# Directive:
Some lines in the records below may hold the word "title"; give the number of those lines and nothing else.

# Records shown:
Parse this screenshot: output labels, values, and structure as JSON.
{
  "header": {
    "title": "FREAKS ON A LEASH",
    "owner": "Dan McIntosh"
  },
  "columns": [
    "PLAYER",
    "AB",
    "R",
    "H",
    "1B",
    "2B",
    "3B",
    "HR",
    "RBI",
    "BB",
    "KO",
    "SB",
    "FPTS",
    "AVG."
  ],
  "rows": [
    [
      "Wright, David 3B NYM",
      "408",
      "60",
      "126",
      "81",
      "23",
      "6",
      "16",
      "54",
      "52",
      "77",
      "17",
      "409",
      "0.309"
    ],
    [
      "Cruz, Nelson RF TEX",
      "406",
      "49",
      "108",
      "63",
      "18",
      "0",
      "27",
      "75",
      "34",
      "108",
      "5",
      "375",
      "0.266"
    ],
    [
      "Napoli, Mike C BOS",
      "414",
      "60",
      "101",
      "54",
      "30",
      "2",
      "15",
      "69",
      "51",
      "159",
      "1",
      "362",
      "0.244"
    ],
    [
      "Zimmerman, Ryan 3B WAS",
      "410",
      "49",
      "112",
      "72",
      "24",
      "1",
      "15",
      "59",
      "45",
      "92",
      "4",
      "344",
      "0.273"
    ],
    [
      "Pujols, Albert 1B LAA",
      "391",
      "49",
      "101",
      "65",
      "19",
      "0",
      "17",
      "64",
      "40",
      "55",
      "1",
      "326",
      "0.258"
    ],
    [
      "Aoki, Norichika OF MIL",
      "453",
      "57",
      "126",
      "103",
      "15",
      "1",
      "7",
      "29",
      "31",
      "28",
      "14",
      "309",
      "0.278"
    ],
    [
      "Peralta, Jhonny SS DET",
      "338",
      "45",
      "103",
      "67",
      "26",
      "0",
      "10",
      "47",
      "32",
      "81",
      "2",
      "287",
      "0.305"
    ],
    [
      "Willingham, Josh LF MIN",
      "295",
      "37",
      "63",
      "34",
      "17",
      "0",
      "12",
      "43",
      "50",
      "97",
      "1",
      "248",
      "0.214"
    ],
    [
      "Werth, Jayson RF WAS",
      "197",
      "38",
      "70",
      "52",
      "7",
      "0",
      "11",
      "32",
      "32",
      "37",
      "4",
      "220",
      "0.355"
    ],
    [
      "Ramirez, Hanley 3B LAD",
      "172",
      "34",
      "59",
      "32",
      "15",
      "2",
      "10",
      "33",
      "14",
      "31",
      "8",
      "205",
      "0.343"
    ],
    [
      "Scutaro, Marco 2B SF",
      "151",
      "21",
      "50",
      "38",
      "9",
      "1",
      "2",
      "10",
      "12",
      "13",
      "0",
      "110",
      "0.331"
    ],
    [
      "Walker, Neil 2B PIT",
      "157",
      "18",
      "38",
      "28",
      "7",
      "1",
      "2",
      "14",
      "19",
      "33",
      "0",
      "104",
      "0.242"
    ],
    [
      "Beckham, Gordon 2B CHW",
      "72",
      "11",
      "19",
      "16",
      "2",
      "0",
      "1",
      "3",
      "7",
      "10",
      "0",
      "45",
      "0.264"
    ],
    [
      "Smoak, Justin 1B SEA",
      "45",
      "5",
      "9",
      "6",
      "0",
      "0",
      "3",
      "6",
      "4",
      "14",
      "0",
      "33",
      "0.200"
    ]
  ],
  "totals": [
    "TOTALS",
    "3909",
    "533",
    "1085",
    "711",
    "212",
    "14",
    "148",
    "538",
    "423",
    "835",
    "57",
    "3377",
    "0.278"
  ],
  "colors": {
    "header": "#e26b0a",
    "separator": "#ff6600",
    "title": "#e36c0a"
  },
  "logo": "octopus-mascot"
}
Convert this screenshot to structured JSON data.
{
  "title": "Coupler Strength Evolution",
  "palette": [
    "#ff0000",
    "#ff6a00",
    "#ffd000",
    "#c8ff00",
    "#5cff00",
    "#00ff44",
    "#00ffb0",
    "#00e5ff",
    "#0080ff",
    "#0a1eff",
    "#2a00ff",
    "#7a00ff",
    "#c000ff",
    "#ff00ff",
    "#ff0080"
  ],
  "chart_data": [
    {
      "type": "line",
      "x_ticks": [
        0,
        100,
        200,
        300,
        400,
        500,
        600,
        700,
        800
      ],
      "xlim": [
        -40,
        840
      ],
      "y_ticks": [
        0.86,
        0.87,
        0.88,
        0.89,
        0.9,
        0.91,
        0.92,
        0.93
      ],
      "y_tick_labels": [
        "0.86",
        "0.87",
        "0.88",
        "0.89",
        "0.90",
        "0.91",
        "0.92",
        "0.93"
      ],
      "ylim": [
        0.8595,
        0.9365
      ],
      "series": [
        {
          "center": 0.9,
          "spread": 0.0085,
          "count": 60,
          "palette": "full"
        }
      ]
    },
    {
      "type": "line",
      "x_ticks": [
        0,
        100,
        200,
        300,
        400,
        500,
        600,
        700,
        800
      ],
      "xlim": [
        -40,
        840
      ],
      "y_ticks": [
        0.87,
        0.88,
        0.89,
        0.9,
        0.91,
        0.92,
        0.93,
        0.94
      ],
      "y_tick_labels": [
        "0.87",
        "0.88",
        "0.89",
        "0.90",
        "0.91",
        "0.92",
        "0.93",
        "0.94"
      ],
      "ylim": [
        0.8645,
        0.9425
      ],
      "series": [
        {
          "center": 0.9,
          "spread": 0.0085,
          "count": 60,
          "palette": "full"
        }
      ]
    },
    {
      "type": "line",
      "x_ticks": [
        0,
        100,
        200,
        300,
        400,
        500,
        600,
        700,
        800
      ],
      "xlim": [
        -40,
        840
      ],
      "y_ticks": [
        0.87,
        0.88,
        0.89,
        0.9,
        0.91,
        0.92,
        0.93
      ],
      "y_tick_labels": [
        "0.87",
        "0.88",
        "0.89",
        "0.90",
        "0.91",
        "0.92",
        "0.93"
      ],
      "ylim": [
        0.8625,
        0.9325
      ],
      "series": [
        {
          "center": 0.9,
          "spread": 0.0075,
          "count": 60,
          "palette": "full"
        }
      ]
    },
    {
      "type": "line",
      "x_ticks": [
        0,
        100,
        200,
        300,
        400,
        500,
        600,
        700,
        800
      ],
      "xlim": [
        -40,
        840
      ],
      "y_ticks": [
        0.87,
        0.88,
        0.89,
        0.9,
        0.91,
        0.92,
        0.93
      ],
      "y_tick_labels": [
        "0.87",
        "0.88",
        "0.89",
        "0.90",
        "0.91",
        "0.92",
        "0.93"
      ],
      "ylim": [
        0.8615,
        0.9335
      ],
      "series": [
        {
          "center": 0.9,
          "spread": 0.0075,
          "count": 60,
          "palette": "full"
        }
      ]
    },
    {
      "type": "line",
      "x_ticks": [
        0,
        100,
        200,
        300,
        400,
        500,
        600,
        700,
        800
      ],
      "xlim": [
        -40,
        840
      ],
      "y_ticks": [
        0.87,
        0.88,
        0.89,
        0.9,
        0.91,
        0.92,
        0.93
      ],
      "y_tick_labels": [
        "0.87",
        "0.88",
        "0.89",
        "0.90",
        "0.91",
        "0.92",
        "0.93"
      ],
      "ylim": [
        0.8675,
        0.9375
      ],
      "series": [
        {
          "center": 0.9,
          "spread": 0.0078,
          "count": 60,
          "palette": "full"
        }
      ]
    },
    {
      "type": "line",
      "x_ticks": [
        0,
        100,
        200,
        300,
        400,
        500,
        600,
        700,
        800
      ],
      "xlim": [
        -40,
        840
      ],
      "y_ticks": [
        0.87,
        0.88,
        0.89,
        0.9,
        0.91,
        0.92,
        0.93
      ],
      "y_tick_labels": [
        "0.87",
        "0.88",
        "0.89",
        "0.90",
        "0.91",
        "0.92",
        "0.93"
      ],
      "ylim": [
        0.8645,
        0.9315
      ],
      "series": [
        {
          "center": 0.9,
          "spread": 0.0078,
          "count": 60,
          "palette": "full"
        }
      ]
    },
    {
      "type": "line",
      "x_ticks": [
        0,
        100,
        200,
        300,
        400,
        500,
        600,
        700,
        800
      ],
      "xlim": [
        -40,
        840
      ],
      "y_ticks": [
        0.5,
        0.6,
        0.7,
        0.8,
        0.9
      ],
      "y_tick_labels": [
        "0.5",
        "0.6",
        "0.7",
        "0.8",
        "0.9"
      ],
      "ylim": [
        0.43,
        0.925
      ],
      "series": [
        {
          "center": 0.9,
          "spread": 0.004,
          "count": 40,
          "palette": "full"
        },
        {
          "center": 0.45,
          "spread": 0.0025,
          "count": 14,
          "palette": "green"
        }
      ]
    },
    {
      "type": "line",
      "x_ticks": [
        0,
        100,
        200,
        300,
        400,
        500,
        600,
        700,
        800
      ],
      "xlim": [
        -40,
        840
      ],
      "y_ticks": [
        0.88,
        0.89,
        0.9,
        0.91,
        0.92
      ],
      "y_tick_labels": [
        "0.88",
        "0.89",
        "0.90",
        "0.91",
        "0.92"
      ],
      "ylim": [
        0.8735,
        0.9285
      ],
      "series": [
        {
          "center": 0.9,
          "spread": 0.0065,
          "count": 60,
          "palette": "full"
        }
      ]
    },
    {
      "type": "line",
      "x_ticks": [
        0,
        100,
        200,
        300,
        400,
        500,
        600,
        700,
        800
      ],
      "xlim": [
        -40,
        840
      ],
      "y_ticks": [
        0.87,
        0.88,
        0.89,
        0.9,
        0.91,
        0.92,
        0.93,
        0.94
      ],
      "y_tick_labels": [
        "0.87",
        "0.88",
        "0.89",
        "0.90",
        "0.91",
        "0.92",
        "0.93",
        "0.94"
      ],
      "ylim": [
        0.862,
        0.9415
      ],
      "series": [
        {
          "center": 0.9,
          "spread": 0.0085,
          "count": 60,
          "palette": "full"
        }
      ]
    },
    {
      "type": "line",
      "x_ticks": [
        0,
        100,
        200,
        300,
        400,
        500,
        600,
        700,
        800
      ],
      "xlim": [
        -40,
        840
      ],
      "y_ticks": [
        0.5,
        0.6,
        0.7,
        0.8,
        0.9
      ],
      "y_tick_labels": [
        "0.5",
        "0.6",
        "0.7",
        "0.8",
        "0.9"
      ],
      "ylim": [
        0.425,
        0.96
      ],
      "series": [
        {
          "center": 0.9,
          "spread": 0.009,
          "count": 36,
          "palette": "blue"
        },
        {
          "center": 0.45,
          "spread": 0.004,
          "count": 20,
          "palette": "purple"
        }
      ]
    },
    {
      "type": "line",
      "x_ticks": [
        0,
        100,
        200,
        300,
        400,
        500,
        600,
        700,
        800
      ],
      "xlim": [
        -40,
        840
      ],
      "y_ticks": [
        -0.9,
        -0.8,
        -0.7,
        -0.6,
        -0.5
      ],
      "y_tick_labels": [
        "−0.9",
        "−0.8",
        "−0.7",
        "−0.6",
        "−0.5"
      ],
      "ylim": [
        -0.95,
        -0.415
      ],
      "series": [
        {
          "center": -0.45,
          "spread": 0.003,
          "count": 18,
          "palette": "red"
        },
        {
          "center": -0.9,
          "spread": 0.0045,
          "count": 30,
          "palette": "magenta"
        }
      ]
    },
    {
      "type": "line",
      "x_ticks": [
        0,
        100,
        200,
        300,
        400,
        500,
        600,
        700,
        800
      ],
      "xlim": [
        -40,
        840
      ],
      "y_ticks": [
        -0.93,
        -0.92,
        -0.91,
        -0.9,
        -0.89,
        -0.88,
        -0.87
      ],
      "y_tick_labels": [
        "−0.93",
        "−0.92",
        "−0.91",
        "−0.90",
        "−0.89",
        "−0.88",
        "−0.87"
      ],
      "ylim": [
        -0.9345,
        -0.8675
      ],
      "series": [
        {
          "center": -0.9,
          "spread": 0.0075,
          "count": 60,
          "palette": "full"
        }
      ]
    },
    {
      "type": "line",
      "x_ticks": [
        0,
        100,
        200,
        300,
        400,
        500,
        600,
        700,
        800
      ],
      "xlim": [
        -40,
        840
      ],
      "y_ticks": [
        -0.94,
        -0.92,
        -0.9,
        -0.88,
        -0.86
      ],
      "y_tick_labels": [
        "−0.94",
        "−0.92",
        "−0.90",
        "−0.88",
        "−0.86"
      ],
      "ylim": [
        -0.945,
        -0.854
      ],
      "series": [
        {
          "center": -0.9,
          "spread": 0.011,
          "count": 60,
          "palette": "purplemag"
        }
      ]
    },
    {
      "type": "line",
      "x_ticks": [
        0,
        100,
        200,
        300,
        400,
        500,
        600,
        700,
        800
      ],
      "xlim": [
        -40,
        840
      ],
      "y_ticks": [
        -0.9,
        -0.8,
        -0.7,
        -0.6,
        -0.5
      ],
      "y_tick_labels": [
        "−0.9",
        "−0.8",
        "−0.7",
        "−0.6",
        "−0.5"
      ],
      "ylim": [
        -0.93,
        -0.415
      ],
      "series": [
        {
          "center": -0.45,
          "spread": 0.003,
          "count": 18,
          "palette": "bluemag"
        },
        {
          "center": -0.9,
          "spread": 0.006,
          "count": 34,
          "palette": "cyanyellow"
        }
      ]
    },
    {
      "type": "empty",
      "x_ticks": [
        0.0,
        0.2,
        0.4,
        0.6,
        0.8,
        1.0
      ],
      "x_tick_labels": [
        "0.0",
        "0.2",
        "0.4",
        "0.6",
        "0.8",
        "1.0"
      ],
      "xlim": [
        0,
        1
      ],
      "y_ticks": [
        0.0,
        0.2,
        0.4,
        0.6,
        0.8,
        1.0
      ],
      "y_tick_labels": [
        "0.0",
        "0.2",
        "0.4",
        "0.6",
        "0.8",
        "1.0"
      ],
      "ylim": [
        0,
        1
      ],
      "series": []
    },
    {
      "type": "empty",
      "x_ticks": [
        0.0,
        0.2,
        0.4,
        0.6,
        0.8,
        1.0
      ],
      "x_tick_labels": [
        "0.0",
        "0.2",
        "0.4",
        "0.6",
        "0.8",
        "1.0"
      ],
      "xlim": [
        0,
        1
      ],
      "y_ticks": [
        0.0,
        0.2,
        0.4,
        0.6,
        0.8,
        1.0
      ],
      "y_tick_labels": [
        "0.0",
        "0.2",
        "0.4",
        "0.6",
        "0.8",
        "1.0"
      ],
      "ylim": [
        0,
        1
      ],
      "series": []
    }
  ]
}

# Expected output:
3